Records from a collection:
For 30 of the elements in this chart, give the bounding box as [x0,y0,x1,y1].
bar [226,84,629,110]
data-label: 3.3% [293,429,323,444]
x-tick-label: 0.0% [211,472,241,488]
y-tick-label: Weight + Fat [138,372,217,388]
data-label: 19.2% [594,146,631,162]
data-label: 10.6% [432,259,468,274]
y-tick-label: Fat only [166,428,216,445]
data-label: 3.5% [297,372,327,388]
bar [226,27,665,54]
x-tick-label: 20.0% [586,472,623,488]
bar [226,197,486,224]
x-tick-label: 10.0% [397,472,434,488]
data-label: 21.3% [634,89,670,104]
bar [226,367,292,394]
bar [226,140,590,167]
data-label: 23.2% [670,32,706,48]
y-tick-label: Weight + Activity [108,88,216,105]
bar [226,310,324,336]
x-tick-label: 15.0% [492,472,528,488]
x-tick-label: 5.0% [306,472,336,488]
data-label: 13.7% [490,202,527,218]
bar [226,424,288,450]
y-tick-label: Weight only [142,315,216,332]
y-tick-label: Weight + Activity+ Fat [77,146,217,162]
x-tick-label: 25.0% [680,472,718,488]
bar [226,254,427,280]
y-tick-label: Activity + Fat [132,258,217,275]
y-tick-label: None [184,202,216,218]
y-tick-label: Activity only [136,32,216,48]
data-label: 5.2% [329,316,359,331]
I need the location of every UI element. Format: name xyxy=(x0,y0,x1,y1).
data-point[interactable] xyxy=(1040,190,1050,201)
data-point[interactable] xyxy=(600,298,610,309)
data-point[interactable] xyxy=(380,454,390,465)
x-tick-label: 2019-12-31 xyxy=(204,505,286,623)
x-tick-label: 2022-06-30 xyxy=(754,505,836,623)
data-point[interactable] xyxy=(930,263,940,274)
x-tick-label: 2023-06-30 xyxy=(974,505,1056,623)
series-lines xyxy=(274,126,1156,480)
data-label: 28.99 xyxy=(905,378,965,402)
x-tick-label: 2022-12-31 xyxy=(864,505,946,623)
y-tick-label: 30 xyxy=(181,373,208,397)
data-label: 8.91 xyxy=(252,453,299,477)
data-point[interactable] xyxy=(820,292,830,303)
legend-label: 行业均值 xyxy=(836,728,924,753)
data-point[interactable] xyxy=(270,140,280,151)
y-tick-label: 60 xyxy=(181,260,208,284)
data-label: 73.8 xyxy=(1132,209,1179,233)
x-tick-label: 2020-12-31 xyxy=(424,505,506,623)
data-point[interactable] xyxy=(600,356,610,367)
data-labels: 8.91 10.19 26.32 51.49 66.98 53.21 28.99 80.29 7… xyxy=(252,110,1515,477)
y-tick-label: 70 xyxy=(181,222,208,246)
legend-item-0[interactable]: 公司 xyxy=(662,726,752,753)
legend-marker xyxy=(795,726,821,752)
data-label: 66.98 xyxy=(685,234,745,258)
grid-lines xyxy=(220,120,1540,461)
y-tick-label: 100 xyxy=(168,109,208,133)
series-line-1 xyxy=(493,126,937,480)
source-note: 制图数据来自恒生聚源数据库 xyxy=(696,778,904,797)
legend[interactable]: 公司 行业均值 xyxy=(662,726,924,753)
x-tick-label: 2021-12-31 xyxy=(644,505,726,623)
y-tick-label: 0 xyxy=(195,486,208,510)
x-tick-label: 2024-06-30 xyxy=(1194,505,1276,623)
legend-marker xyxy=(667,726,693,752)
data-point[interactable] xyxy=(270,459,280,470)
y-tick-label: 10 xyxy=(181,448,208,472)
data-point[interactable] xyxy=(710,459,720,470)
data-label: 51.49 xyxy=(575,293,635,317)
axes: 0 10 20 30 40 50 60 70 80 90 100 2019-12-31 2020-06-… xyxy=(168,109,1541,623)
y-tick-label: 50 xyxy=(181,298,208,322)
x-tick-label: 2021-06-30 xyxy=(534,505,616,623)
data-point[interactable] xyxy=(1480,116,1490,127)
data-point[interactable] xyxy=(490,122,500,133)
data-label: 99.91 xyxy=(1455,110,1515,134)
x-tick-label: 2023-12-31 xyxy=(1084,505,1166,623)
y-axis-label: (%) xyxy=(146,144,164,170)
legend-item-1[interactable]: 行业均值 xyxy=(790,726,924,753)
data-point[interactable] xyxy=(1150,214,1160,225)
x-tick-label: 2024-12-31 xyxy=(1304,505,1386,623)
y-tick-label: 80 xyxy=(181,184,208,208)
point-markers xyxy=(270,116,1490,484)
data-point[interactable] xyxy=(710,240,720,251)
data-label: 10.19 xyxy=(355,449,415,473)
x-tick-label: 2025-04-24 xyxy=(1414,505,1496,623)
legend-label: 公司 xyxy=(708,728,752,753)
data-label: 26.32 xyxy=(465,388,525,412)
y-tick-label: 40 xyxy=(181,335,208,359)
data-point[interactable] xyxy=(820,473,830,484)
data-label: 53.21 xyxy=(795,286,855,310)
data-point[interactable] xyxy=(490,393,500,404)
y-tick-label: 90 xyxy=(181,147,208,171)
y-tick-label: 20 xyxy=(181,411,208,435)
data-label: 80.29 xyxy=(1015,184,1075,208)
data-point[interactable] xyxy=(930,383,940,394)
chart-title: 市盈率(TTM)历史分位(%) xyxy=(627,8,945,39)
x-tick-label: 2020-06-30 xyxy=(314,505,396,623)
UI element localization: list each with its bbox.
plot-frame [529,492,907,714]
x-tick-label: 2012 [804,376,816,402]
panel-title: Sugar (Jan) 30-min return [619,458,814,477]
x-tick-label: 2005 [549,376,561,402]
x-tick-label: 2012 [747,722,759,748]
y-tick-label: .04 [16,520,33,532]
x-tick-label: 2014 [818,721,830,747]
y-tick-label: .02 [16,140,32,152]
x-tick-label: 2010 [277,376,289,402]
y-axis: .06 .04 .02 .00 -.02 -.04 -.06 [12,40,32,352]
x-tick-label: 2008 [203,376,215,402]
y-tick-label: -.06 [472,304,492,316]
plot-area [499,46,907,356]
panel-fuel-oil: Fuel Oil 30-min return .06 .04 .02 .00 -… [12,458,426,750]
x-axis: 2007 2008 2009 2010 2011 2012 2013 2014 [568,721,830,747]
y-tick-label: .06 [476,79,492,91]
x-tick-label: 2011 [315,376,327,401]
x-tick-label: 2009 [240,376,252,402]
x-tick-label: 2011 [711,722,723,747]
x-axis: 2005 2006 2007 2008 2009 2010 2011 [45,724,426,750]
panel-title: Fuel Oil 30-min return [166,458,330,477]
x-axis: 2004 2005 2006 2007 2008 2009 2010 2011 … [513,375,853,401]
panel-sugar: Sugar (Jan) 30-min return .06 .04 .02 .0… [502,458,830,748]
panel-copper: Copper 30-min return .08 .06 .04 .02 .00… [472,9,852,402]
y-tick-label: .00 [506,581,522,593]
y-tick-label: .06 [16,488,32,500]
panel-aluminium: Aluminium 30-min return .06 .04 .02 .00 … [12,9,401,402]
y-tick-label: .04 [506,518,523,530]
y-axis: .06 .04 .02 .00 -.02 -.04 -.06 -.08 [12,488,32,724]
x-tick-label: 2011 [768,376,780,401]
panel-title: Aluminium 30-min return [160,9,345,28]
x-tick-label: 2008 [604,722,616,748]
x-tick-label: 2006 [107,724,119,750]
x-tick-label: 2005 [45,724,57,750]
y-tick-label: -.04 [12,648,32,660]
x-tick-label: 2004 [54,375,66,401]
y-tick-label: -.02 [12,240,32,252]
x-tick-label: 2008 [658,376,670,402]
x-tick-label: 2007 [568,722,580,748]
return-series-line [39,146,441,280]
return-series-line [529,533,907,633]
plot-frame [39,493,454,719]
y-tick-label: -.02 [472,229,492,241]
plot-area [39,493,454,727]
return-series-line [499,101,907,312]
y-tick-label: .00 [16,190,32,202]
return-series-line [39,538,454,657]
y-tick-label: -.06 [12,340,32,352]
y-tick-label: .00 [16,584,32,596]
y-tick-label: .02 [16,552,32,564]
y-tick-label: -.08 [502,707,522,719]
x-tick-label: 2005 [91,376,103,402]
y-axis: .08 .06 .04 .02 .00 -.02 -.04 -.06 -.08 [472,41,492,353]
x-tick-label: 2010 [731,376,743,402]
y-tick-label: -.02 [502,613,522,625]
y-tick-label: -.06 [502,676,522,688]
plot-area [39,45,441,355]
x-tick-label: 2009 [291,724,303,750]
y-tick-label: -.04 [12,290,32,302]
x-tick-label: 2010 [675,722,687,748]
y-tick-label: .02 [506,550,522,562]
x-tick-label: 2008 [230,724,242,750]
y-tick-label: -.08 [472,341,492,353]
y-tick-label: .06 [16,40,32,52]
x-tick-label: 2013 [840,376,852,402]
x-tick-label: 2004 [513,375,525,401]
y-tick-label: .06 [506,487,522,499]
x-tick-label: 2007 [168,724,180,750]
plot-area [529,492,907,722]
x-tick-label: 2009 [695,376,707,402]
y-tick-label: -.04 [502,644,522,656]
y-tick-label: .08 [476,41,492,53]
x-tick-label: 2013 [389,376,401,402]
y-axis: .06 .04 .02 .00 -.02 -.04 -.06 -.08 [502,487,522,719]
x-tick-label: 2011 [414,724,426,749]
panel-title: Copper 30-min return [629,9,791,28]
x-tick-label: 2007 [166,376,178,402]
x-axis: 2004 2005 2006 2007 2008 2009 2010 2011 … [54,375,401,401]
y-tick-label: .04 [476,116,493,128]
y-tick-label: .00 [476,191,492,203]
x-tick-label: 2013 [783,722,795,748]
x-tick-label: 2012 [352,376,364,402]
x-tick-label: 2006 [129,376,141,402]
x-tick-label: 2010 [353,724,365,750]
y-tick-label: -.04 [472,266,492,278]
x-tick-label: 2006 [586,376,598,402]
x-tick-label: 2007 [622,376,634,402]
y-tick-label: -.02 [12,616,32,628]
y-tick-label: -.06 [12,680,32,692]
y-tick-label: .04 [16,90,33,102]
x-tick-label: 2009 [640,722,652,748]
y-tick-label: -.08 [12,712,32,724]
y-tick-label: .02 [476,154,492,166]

## [Task objective]
Return, without any changes, every row from the start of the records down to the row containing "x-tick-label: 2022-06-30 xyxy=(754,505,836,623)", including that row.

## [Response to the exercise]
For 30 of the elements in this chart, give the bounding box as [x0,y0,x1,y1].
bar [226,84,629,110]
data-label: 3.3% [293,429,323,444]
x-tick-label: 0.0% [211,472,241,488]
y-tick-label: Weight + Fat [138,372,217,388]
data-label: 19.2% [594,146,631,162]
data-label: 10.6% [432,259,468,274]
y-tick-label: Fat only [166,428,216,445]
data-label: 3.5% [297,372,327,388]
bar [226,27,665,54]
x-tick-label: 20.0% [586,472,623,488]
bar [226,197,486,224]
x-tick-label: 10.0% [397,472,434,488]
data-label: 21.3% [634,89,670,104]
bar [226,367,292,394]
bar [226,140,590,167]
data-label: 23.2% [670,32,706,48]
y-tick-label: Weight + Activity [108,88,216,105]
bar [226,310,324,336]
x-tick-label: 15.0% [492,472,528,488]
x-tick-label: 5.0% [306,472,336,488]
data-label: 13.7% [490,202,527,218]
bar [226,424,288,450]
y-tick-label: Weight only [142,315,216,332]
y-tick-label: Weight + Activity+ Fat [77,146,217,162]
x-tick-label: 25.0% [680,472,718,488]
bar [226,254,427,280]
y-tick-label: Activity + Fat [132,258,217,275]
y-tick-label: None [184,202,216,218]
y-tick-label: Activity only [136,32,216,48]
data-label: 5.2% [329,316,359,331]
I need the location of every UI element. Format: name xyxy=(x0,y0,x1,y1).
data-point[interactable] xyxy=(1040,190,1050,201)
data-point[interactable] xyxy=(600,298,610,309)
data-point[interactable] xyxy=(380,454,390,465)
x-tick-label: 2019-12-31 xyxy=(204,505,286,623)
x-tick-label: 2022-06-30 xyxy=(754,505,836,623)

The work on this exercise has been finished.